Records about charts and figures:
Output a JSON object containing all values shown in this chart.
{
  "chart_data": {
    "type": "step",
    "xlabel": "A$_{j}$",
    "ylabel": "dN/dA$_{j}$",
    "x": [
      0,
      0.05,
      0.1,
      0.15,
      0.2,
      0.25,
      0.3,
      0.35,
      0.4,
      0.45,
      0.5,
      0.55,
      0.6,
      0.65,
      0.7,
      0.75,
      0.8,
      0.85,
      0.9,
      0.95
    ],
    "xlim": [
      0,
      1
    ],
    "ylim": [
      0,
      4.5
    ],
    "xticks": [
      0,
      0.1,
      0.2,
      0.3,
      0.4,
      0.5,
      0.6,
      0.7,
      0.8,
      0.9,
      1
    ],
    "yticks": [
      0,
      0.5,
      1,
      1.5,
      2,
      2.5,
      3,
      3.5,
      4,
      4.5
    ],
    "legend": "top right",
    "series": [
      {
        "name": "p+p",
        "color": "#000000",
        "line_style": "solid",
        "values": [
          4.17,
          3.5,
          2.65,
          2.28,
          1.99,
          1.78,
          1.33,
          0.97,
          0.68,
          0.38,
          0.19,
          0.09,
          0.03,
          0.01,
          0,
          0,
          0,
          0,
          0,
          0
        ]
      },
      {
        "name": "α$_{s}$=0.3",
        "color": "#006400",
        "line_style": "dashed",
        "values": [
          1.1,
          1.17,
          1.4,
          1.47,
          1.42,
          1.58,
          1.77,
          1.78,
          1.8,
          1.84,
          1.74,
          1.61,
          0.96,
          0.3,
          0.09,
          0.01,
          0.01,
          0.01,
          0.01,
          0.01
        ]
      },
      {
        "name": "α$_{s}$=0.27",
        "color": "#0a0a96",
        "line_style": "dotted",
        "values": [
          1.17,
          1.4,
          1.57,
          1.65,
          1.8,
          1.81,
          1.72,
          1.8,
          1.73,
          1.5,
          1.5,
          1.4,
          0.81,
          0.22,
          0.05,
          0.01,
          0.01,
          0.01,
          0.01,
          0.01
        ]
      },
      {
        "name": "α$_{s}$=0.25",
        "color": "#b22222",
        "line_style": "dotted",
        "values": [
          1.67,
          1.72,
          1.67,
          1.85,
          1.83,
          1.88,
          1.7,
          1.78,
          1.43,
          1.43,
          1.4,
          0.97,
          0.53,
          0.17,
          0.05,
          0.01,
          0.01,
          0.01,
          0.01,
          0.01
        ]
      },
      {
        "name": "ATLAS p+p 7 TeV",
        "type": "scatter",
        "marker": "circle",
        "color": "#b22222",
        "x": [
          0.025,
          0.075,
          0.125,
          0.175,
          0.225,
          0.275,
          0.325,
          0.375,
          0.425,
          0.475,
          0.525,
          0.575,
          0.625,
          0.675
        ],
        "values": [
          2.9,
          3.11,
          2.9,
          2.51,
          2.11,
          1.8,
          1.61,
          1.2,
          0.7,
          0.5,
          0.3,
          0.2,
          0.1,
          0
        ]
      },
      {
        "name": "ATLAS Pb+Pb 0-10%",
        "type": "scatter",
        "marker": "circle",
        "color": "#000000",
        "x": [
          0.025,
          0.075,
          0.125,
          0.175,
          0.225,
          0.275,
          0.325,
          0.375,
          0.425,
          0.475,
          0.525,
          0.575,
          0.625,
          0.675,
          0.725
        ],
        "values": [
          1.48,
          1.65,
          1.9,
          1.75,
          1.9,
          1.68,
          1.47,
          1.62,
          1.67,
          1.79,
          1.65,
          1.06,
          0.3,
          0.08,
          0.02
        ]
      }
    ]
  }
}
==
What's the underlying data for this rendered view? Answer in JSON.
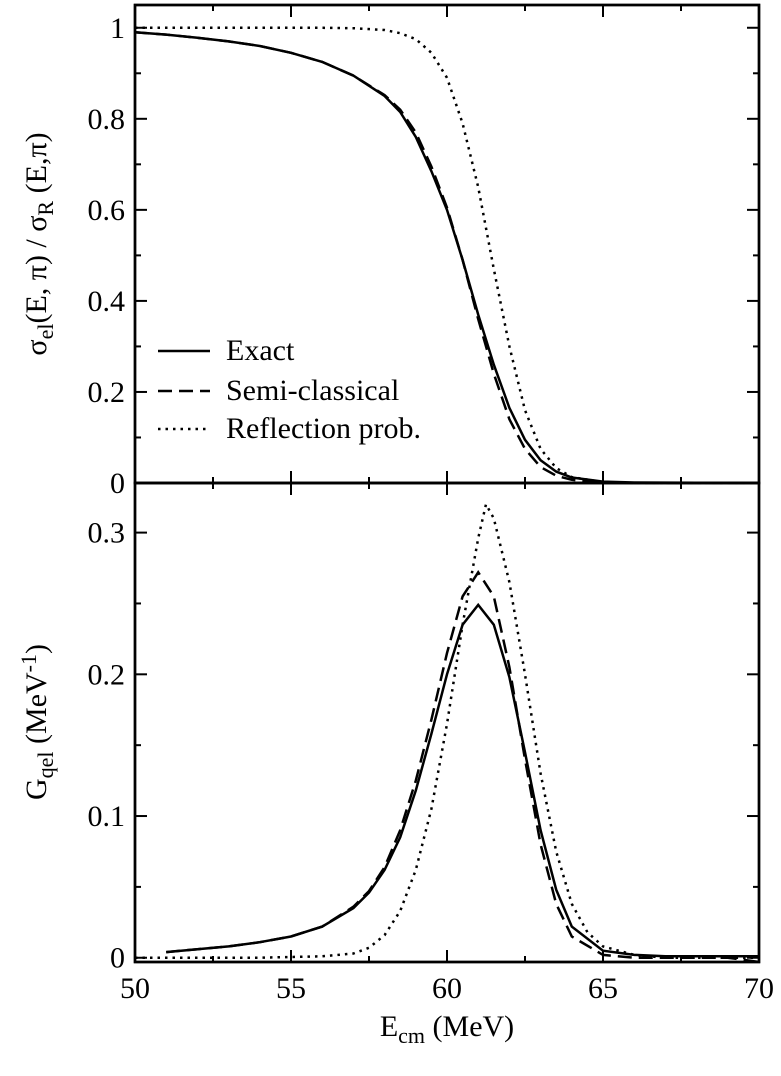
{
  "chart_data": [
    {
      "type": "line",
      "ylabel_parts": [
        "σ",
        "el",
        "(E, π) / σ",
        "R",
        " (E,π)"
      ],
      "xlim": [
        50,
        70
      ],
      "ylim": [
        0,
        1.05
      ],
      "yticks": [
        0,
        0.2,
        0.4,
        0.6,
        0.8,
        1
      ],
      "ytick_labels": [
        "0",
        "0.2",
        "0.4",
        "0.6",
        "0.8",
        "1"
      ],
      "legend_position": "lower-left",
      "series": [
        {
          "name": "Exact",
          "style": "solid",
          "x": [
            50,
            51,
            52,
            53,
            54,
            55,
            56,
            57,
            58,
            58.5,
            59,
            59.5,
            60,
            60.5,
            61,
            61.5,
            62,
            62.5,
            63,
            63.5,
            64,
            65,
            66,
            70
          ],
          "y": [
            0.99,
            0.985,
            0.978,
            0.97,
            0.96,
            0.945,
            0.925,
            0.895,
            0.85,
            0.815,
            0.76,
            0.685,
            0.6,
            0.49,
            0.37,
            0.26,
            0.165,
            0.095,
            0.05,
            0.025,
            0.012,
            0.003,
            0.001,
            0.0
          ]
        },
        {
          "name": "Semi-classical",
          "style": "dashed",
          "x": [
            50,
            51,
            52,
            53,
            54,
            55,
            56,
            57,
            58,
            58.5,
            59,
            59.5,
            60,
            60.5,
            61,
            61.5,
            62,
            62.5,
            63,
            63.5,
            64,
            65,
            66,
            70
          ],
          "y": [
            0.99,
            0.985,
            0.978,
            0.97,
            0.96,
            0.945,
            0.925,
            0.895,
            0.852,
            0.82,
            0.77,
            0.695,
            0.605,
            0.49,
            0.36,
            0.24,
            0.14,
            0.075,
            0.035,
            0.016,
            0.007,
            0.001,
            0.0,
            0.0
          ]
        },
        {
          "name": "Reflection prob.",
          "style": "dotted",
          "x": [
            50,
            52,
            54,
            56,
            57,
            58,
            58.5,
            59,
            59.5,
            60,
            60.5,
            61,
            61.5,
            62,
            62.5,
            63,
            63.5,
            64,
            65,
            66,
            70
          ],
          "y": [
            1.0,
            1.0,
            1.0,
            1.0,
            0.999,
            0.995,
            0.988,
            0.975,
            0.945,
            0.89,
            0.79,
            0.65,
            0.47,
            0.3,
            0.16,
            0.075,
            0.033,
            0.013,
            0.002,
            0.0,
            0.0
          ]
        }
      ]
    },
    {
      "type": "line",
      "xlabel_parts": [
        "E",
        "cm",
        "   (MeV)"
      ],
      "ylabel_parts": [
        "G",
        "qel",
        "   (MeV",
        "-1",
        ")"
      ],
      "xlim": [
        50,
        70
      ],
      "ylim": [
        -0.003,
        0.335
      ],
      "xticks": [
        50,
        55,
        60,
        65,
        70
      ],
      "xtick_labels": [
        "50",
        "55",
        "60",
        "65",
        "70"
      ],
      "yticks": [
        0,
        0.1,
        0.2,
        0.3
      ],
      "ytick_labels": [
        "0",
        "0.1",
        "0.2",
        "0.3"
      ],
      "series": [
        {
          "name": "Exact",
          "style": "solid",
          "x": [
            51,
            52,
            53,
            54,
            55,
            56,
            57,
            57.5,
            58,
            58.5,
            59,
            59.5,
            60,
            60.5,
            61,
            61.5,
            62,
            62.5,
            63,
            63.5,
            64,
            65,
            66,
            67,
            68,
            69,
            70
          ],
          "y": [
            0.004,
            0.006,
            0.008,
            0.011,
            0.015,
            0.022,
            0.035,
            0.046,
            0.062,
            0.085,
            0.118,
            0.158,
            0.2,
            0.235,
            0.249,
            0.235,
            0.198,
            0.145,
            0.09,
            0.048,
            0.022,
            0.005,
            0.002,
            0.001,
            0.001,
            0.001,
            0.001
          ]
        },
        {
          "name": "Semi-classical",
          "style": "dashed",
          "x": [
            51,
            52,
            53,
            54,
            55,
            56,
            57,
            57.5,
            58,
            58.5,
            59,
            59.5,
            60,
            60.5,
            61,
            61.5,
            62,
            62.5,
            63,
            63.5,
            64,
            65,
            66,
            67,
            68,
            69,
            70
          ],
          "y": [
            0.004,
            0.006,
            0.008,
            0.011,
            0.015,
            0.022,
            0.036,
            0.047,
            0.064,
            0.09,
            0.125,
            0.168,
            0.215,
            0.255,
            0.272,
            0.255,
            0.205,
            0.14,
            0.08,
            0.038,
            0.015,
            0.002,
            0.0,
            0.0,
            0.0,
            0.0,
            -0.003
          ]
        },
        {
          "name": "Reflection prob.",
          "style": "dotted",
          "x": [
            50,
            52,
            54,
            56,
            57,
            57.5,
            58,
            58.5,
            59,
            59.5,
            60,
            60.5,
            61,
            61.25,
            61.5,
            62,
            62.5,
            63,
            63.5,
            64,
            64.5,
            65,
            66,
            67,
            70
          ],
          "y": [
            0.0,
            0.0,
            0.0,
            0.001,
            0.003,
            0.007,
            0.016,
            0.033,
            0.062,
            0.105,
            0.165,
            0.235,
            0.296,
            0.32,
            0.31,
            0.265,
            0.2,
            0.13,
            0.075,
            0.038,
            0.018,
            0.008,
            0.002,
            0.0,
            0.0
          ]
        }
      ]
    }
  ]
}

### What to produce
Nothing but a number is needed here: how many lines hold the string "this"?

### Reply to the task
2